## DIRECTIONS
Search the material for "Available" and show all lines that contain it.

(Dataset records)
━━━━━━━━━━
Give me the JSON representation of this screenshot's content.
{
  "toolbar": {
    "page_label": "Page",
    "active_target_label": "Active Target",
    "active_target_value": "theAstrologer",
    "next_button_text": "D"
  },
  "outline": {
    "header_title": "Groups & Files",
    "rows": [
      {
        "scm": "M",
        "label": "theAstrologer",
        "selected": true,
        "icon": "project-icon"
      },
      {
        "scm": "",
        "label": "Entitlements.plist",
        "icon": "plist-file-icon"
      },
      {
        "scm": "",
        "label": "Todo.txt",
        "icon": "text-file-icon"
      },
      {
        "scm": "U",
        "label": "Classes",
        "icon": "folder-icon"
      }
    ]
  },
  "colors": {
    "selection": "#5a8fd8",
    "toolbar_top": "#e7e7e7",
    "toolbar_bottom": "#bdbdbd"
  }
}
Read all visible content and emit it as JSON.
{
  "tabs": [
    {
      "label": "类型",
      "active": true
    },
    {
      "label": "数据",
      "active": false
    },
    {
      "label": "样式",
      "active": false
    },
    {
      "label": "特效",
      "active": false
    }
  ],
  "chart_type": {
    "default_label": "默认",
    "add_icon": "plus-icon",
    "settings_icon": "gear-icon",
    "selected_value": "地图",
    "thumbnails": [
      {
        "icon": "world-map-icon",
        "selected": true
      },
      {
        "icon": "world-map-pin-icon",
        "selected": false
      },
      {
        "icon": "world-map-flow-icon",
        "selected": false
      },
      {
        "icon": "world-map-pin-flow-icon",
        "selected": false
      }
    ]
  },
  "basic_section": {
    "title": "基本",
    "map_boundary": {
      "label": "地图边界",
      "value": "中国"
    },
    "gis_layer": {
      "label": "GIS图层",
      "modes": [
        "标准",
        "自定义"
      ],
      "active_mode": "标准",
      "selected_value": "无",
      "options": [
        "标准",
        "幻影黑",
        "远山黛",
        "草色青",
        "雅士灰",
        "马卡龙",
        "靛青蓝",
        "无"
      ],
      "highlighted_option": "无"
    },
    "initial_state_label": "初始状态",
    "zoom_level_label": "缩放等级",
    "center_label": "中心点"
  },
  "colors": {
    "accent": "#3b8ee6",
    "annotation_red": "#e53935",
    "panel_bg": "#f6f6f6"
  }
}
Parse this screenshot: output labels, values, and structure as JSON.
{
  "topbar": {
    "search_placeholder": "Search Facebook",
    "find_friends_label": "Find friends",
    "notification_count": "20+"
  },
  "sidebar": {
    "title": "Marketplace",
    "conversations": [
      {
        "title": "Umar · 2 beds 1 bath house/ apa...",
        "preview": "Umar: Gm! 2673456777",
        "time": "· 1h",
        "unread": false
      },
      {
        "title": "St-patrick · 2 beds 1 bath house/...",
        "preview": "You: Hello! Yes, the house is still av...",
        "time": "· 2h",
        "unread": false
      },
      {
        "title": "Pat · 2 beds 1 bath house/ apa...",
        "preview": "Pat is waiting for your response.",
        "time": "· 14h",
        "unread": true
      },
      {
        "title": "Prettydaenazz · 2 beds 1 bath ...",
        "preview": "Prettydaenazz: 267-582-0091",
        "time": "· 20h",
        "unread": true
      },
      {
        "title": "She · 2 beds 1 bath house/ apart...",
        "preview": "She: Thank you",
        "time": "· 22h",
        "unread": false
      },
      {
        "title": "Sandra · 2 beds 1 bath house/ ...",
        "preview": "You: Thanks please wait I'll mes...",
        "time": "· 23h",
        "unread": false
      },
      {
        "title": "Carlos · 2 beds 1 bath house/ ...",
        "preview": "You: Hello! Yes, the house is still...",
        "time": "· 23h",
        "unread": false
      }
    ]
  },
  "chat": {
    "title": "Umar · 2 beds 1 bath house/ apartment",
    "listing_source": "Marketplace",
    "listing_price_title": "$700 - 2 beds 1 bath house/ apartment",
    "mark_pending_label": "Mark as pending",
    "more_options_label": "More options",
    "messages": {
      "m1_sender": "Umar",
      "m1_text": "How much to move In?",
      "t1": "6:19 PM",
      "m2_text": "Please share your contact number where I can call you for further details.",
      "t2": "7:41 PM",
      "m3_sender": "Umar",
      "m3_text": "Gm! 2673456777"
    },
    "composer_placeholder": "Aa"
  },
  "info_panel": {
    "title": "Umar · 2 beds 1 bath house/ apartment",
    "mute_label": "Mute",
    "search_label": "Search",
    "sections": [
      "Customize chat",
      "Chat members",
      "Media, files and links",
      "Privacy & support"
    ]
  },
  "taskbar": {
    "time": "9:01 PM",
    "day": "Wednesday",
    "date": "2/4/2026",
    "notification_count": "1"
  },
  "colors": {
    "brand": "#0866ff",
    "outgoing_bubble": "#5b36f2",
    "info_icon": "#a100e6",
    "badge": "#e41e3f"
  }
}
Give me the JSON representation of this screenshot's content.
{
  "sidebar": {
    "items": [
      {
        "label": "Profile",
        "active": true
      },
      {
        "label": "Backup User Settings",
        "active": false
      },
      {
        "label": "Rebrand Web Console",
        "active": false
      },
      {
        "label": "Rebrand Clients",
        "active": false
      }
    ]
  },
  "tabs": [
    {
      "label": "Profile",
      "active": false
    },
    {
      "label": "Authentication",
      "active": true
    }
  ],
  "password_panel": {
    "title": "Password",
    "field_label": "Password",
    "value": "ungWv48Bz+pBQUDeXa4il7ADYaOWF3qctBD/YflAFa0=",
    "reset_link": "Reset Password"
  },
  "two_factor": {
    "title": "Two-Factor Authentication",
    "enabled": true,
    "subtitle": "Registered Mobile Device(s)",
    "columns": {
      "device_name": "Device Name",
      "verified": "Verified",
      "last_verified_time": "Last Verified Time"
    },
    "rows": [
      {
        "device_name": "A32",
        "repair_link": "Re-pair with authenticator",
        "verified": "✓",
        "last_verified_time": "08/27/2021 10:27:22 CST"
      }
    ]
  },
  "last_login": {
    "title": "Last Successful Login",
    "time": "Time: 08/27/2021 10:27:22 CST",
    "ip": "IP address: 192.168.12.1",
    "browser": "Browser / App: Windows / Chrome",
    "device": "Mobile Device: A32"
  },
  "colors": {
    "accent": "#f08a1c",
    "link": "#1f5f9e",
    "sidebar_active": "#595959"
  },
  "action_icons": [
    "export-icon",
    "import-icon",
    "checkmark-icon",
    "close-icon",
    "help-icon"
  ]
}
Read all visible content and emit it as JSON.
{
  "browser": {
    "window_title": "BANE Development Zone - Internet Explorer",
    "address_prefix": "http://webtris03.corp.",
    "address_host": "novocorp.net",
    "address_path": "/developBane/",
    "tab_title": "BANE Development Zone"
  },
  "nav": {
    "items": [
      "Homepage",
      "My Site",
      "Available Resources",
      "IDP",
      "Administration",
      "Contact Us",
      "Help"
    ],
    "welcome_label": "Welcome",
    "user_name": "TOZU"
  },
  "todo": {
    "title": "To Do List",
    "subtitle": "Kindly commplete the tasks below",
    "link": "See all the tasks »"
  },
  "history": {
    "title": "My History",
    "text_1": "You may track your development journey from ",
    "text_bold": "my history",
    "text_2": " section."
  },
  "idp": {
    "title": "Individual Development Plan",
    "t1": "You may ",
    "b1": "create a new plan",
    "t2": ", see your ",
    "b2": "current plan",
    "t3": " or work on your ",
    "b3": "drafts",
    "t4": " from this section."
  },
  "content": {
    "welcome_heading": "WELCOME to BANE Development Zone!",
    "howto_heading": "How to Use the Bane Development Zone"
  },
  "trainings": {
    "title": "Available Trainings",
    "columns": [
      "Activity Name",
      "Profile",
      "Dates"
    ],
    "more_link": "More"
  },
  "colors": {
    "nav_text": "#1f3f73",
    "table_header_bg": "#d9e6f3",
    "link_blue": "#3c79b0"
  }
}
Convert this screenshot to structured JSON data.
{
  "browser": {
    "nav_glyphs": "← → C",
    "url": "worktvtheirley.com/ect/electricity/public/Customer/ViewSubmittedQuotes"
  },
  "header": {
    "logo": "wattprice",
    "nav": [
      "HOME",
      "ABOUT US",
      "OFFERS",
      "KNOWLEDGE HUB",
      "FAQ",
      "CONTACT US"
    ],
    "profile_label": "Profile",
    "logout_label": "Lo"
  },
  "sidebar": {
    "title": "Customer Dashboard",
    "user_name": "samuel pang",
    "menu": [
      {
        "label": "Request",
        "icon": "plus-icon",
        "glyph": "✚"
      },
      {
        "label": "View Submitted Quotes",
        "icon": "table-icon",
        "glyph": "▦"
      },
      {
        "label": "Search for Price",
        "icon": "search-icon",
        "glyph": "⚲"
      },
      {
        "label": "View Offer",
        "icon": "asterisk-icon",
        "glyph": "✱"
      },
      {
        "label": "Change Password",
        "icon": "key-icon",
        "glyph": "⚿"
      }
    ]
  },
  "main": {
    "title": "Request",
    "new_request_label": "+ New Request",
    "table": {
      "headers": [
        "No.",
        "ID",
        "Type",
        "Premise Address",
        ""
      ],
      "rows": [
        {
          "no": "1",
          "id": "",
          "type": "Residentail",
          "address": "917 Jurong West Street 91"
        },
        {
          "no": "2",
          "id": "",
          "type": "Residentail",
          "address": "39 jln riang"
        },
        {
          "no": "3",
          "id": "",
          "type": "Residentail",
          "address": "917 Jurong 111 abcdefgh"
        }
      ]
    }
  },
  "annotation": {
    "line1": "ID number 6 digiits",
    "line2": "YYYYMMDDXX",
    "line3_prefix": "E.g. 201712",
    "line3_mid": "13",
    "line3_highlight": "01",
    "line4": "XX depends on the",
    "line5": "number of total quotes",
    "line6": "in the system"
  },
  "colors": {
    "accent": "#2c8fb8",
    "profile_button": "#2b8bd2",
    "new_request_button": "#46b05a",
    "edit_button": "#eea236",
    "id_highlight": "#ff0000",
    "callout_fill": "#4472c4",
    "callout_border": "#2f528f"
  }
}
━━━━━━━━━━
## RESULT FOR THIS TASK
      "Available Resources",
    "title": "Available Trainings",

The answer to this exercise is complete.